---- SOURCE DATA

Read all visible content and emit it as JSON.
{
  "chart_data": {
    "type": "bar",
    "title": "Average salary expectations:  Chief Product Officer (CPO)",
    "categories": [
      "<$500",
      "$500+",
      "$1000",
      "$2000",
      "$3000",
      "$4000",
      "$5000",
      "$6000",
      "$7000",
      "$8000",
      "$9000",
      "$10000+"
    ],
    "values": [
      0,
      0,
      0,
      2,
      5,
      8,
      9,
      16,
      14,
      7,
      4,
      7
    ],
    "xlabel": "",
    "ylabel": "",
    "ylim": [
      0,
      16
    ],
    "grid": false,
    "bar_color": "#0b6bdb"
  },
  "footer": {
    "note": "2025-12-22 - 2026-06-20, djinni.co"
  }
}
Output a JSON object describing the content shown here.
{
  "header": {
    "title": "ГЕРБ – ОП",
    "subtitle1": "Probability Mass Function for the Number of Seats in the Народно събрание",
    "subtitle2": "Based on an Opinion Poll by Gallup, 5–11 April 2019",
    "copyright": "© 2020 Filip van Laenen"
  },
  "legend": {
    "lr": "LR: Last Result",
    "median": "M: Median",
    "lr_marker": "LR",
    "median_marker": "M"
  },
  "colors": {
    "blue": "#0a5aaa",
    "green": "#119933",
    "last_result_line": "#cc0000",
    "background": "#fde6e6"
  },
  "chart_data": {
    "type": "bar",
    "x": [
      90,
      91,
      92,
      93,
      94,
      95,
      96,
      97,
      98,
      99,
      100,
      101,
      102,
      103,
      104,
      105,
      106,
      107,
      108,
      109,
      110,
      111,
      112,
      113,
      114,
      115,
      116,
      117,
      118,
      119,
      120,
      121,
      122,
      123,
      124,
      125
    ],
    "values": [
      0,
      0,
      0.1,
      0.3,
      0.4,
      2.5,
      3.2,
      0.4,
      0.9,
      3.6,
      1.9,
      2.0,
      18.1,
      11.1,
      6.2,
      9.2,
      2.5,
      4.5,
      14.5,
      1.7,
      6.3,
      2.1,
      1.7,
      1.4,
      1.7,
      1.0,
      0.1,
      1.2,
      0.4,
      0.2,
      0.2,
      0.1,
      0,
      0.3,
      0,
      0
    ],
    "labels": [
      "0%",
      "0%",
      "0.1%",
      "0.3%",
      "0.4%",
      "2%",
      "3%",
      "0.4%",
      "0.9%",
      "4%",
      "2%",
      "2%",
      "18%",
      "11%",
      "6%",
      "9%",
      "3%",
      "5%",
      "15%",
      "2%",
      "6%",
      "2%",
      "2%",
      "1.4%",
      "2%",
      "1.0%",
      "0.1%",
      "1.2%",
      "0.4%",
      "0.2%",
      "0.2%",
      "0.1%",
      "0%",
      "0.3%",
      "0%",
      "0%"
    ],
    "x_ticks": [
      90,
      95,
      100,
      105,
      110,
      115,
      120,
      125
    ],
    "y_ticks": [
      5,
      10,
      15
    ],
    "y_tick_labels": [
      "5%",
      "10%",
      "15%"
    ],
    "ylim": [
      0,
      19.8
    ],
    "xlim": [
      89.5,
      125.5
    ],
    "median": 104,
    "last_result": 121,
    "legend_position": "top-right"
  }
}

--------

WORK REQUIRED:
Copy out all of the data exactly, leaving nothing out.

RESPONSE BELOW:
Read all visible content and emit it as JSON.
{
  "chart_data": {
    "type": "bar",
    "title": "Average salary expectations:  Chief Product Officer (CPO)",
    "categories": [
      "<$500",
      "$500+",
      "$1000",
      "$2000",
      "$3000",
      "$4000",
      "$5000",
      "$6000",
      "$7000",
      "$8000",
      "$9000",
      "$10000+"
    ],
    "values": [
      0,
      0,
      0,
      2,
      5,
      8,
      9,
      16,
      14,
      7,
      4,
      7
    ],
    "xlabel": "",
    "ylabel": "",
    "ylim": [
      0,
      16
    ],
    "grid": false,
    "bar_color": "#0b6bdb"
  },
  "footer": {
    "note": "2025-12-22 - 2026-06-20, djinni.co"
  }
}
Output a JSON object describing the content shown here.
{
  "header": {
    "title": "ГЕРБ – ОП",
    "subtitle1": "Probability Mass Function for the Number of Seats in the Народно събрание",
    "subtitle2": "Based on an Opinion Poll by Gallup, 5–11 April 2019",
    "copyright": "© 2020 Filip van Laenen"
  },
  "legend": {
    "lr": "LR: Last Result",
    "median": "M: Median",
    "lr_marker": "LR",
    "median_marker": "M"
  },
  "colors": {
    "blue": "#0a5aaa",
    "green": "#119933",
    "last_result_line": "#cc0000",
    "background": "#fde6e6"
  },
  "chart_data": {
    "type": "bar",
    "x": [
      90,
      91,
      92,
      93,
      94,
      95,
      96,
      97,
      98,
      99,
      100,
      101,
      102,
      103,
      104,
      105,
      106,
      107,
      108,
      109,
      110,
      111,
      112,
      113,
      114,
      115,
      116,
      117,
      118,
      119,
      120,
      121,
      122,
      123,
      124,
      125
    ],
    "values": [
      0,
      0,
      0.1,
      0.3,
      0.4,
      2.5,
      3.2,
      0.4,
      0.9,
      3.6,
      1.9,
      2.0,
      18.1,
      11.1,
      6.2,
      9.2,
      2.5,
      4.5,
      14.5,
      1.7,
      6.3,
      2.1,
      1.7,
      1.4,
      1.7,
      1.0,
      0.1,
      1.2,
      0.4,
      0.2,
      0.2,
      0.1,
      0,
      0.3,
      0,
      0
    ],
    "labels": [
      "0%",
      "0%",
      "0.1%",
      "0.3%",
      "0.4%",
      "2%",
      "3%",
      "0.4%",
      "0.9%",
      "4%",
      "2%",
      "2%",
      "18%",
      "11%",
      "6%",
      "9%",
      "3%",
      "5%",
      "15%",
      "2%",
      "6%",
      "2%",
      "2%",
      "1.4%",
      "2%",
      "1.0%",
      "0.1%",
      "1.2%",
      "0.4%",
      "0.2%",
      "0.2%",
      "0.1%",
      "0%",
      "0.3%",
      "0%",
      "0%"
    ],
    "x_ticks": [
      90,
      95,
      100,
      105,
      110,
      115,
      120,
      125
    ],
    "y_ticks": [
      5,
      10,
      15
    ],
    "y_tick_labels": [
      "5%",
      "10%",
      "15%"
    ],
    "ylim": [
      0,
      19.8
    ],
    "xlim": [
      89.5,
      125.5
    ],
    "median": 104,
    "last_result": 121,
    "legend_position": "top-right"
  }
}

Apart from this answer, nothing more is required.